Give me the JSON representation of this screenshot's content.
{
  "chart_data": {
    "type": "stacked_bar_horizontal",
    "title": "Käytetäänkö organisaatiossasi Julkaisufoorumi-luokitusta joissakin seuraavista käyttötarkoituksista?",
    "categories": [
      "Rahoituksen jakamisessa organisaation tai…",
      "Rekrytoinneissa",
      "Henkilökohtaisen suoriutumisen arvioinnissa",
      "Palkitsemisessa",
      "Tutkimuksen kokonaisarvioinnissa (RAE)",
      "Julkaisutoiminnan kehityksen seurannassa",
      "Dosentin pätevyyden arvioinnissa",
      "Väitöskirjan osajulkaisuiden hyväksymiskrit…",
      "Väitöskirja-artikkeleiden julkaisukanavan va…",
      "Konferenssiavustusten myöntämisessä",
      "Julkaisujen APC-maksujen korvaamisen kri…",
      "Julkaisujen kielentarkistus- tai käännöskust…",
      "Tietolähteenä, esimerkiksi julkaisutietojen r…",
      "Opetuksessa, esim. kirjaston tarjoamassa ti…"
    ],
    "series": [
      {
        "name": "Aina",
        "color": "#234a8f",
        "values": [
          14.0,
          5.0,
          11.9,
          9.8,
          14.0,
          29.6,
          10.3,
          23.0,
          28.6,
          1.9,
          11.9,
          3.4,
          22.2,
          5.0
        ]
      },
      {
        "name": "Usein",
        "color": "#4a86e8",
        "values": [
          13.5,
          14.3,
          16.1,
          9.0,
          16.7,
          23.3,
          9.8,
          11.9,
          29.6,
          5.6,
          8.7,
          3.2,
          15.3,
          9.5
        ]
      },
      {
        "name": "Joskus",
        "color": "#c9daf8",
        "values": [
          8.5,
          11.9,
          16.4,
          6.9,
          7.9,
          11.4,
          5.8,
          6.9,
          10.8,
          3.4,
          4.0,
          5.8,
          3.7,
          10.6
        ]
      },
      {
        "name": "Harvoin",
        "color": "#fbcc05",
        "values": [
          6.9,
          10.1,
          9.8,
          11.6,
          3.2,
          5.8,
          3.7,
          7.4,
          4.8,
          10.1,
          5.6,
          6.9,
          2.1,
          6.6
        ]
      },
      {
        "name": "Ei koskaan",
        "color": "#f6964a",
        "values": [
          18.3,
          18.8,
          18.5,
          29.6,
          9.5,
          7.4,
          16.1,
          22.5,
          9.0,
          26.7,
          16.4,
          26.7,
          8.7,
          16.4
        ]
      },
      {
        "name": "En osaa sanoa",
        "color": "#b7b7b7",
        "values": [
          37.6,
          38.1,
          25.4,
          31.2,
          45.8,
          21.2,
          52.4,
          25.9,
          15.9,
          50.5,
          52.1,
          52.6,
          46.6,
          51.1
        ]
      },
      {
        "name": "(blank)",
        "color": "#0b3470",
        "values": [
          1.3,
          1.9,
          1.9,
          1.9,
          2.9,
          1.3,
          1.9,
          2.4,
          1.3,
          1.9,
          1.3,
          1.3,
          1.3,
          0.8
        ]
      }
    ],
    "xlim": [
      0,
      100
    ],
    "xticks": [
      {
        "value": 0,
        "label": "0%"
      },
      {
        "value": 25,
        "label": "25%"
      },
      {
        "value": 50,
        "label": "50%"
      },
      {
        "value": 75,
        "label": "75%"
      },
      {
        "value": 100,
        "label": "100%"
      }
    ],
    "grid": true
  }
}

....

◆ **EXERCISE REQUIREMENTS**: Extract, word for word, each line of the listing above.

◆ **TASK RESPONSE**:
Give me the JSON representation of this screenshot's content.
{
  "chart_data": {
    "type": "stacked_bar_horizontal",
    "title": "Käytetäänkö organisaatiossasi Julkaisufoorumi-luokitusta joissakin seuraavista käyttötarkoituksista?",
    "categories": [
      "Rahoituksen jakamisessa organisaation tai…",
      "Rekrytoinneissa",
      "Henkilökohtaisen suoriutumisen arvioinnissa",
      "Palkitsemisessa",
      "Tutkimuksen kokonaisarvioinnissa (RAE)",
      "Julkaisutoiminnan kehityksen seurannassa",
      "Dosentin pätevyyden arvioinnissa",
      "Väitöskirjan osajulkaisuiden hyväksymiskrit…",
      "Väitöskirja-artikkeleiden julkaisukanavan va…",
      "Konferenssiavustusten myöntämisessä",
      "Julkaisujen APC-maksujen korvaamisen kri…",
      "Julkaisujen kielentarkistus- tai käännöskust…",
      "Tietolähteenä, esimerkiksi julkaisutietojen r…",
      "Opetuksessa, esim. kirjaston tarjoamassa ti…"
    ],
    "series": [
      {
        "name": "Aina",
        "color": "#234a8f",
        "values": [
          14.0,
          5.0,
          11.9,
          9.8,
          14.0,
          29.6,
          10.3,
          23.0,
          28.6,
          1.9,
          11.9,
          3.4,
          22.2,
          5.0
        ]
      },
      {
        "name": "Usein",
        "color": "#4a86e8",
        "values": [
          13.5,
          14.3,
          16.1,
          9.0,
          16.7,
          23.3,
          9.8,
          11.9,
          29.6,
          5.6,
          8.7,
          3.2,
          15.3,
          9.5
        ]
      },
      {
        "name": "Joskus",
        "color": "#c9daf8",
        "values": [
          8.5,
          11.9,
          16.4,
          6.9,
          7.9,
          11.4,
          5.8,
          6.9,
          10.8,
          3.4,
          4.0,
          5.8,
          3.7,
          10.6
        ]
      },
      {
        "name": "Harvoin",
        "color": "#fbcc05",
        "values": [
          6.9,
          10.1,
          9.8,
          11.6,
          3.2,
          5.8,
          3.7,
          7.4,
          4.8,
          10.1,
          5.6,
          6.9,
          2.1,
          6.6
        ]
      },
      {
        "name": "Ei koskaan",
        "color": "#f6964a",
        "values": [
          18.3,
          18.8,
          18.5,
          29.6,
          9.5,
          7.4,
          16.1,
          22.5,
          9.0,
          26.7,
          16.4,
          26.7,
          8.7,
          16.4
        ]
      },
      {
        "name": "En osaa sanoa",
        "color": "#b7b7b7",
        "values": [
          37.6,
          38.1,
          25.4,
          31.2,
          45.8,
          21.2,
          52.4,
          25.9,
          15.9,
          50.5,
          52.1,
          52.6,
          46.6,
          51.1
        ]
      },
      {
        "name": "(blank)",
        "color": "#0b3470",
        "values": [
          1.3,
          1.9,
          1.9,
          1.9,
          2.9,
          1.3,
          1.9,
          2.4,
          1.3,
          1.9,
          1.3,
          1.3,
          1.3,
          0.8
        ]
      }
    ],
    "xlim": [
      0,
      100
    ],
    "xticks": [
      {
        "value": 0,
        "label": "0%"
      },
      {
        "value": 25,
        "label": "25%"
      },
      {
        "value": 50,
        "label": "50%"
      },
      {
        "value": 75,
        "label": "75%"
      },
      {
        "value": 100,
        "label": "100%"
      }
    ],
    "grid": true
  }
}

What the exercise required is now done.